[Given request]:
Quote the records in full and leave their pictures out.

Dataset records
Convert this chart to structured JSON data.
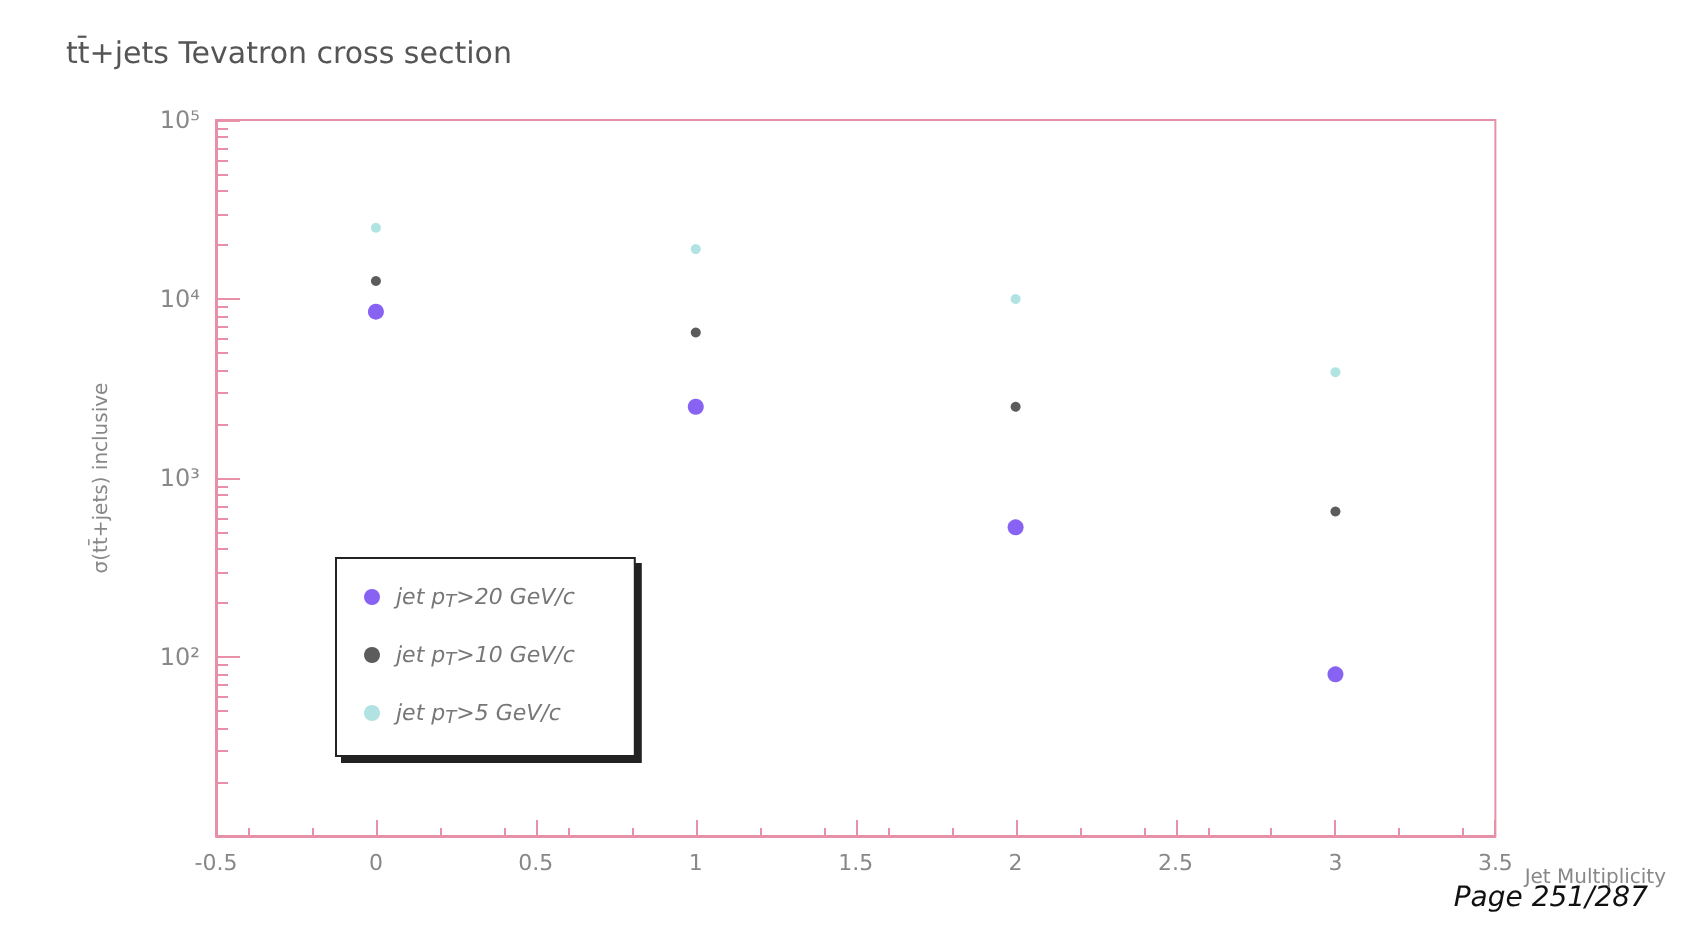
{
  "chart_data": {
    "type": "scatter",
    "title": "tt̄+jets Tevatron cross section",
    "xlabel": "Jet Multiplicity",
    "ylabel": "σ(tt̄+jets) inclusive",
    "x": [
      0,
      1,
      2,
      3
    ],
    "series": [
      {
        "name": "jet p$_{T}$>20 GeV/c",
        "color": "#6a3cf0",
        "values": [
          8500,
          2500,
          530,
          80
        ]
      },
      {
        "name": "jet p$_{T}$>10 GeV/c",
        "color": "#333333",
        "values": [
          12600,
          6500,
          2500,
          650
        ]
      },
      {
        "name": "jet p$_{T}$>5 GeV/c",
        "color": "#9fdcdc",
        "values": [
          25000,
          19000,
          10000,
          3900
        ]
      }
    ],
    "log": "y",
    "xlim": [
      -0.5,
      3.5
    ],
    "xticks": [
      -0.5,
      0,
      0.5,
      1,
      1.5,
      2,
      2.5,
      3,
      3.5
    ],
    "ylim": [
      10,
      100000
    ],
    "yticks": [
      {
        "value": 10,
        "label": null
      },
      {
        "value": 100,
        "label": "10²"
      },
      {
        "value": 1000,
        "label": "10³"
      },
      {
        "value": 10000,
        "label": "10⁴"
      },
      {
        "value": 100000,
        "label": "10⁵"
      }
    ],
    "grid": false,
    "legend": "bottom left",
    "marker": "circle",
    "annotations": [
      "Page 251/287"
    ]
  }
}
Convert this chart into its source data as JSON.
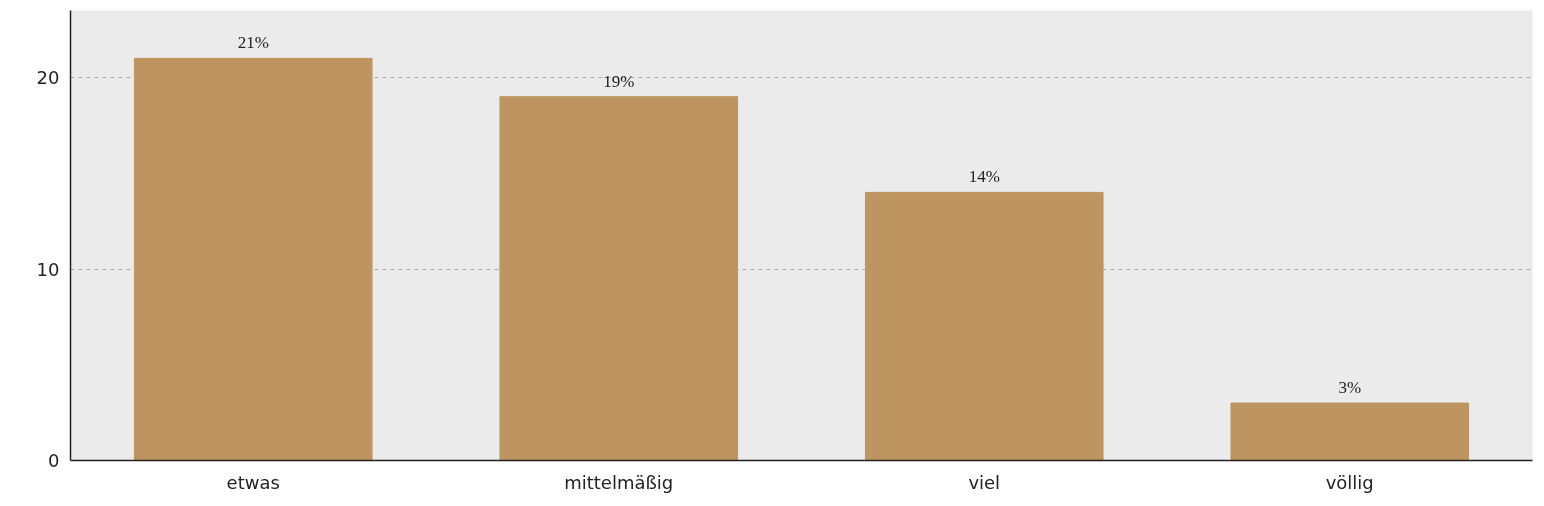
{
  "chart_data": {
    "type": "bar",
    "categories": [
      "etwas",
      "mittelmäßig",
      "viel",
      "völlig"
    ],
    "values": [
      21,
      19,
      14,
      3
    ],
    "value_labels": [
      "21%",
      "19%",
      "14%",
      "3%"
    ],
    "color": "#be9560",
    "ylim": [
      0,
      23.5
    ],
    "yticks": [
      0,
      10,
      20
    ],
    "grid": "y"
  }
}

[Final result]:
Convert this chart to structured JSON data.
{
  "chart_data": {
    "type": "scatter",
    "title": "tt̄+jets Tevatron cross section",
    "xlabel": "Jet Multiplicity",
    "ylabel": "σ(tt̄+jets) inclusive",
    "x": [
      0,
      1,
      2,
      3
    ],
    "series": [
      {
        "name": "jet p$_{T}$>20 GeV/c",
        "color": "#6a3cf0",
        "values": [
          8500,
          2500,
          530,
          80
        ]
      },
      {
        "name": "jet p$_{T}$>10 GeV/c",
        "color": "#333333",
        "values": [
          12600,
          6500,
          2500,
          650
        ]
      },
      {
        "name": "jet p$_{T}$>5 GeV/c",
        "color": "#9fdcdc",
        "values": [
          25000,
          19000,
          10000,
          3900
        ]
      }
    ],
    "log": "y",
    "xlim": [
      -0.5,
      3.5
    ],
    "xticks": [
      -0.5,
      0,
      0.5,
      1,
      1.5,
      2,
      2.5,
      3,
      3.5
    ],
    "ylim": [
      10,
      100000
    ],
    "yticks": [
      {
        "value": 10,
        "label": null
      },
      {
        "value": 100,
        "label": "10²"
      },
      {
        "value": 1000,
        "label": "10³"
      },
      {
        "value": 10000,
        "label": "10⁴"
      },
      {
        "value": 100000,
        "label": "10⁵"
      }
    ],
    "grid": false,
    "legend": "bottom left",
    "marker": "circle",
    "annotations": [
      "Page 251/287"
    ]
  }
}
Convert this chart into its source data as JSON.
{
  "chart_data": {
    "type": "bar",
    "categories": [
      "etwas",
      "mittelmäßig",
      "viel",
      "völlig"
    ],
    "values": [
      21,
      19,
      14,
      3
    ],
    "value_labels": [
      "21%",
      "19%",
      "14%",
      "3%"
    ],
    "color": "#be9560",
    "ylim": [
      0,
      23.5
    ],
    "yticks": [
      0,
      10,
      20
    ],
    "grid": "y"
  }
}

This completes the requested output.